• **PROBLEM STATEMENT**: Identify the lines that contain the string "Conseil", then copy each of them.

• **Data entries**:
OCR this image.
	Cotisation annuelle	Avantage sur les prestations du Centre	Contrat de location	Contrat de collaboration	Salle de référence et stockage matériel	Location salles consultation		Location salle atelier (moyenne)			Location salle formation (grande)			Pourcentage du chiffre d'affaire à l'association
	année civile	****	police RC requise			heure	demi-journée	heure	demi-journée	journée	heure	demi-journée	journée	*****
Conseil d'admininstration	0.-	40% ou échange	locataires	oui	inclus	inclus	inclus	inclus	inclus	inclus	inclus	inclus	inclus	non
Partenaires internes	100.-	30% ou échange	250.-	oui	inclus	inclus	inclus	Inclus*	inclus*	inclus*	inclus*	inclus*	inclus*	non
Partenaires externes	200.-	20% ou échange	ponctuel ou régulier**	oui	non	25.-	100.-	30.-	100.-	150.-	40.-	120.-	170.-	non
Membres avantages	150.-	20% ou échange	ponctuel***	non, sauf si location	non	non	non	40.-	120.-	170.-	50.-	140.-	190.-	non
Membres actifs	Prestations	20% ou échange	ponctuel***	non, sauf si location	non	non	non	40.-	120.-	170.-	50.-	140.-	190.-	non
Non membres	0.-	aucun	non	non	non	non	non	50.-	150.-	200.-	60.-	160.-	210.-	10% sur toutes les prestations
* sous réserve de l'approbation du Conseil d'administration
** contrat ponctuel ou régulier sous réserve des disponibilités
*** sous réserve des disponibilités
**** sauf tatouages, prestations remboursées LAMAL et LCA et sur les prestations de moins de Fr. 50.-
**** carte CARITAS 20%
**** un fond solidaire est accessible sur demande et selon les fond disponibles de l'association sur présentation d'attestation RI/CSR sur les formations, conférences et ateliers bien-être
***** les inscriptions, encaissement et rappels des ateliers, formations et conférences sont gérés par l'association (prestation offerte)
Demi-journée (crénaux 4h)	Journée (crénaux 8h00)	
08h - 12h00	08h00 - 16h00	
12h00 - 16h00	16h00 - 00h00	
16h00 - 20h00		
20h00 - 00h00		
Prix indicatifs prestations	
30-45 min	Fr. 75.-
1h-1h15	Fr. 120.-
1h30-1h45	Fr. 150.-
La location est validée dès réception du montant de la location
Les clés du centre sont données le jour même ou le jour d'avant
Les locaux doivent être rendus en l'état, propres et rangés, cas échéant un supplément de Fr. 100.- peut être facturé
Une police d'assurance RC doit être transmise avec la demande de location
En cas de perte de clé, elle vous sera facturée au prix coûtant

• **REPLY TO THE EXERCISE**:
Conseil d'admininstration	0.-	40% ou échange	locataires	oui	inclus	inclus	inclus	inclus	inclus	inclus	inclus	inclus	inclus	non
* sous réserve de l'approbation du Conseil d'administration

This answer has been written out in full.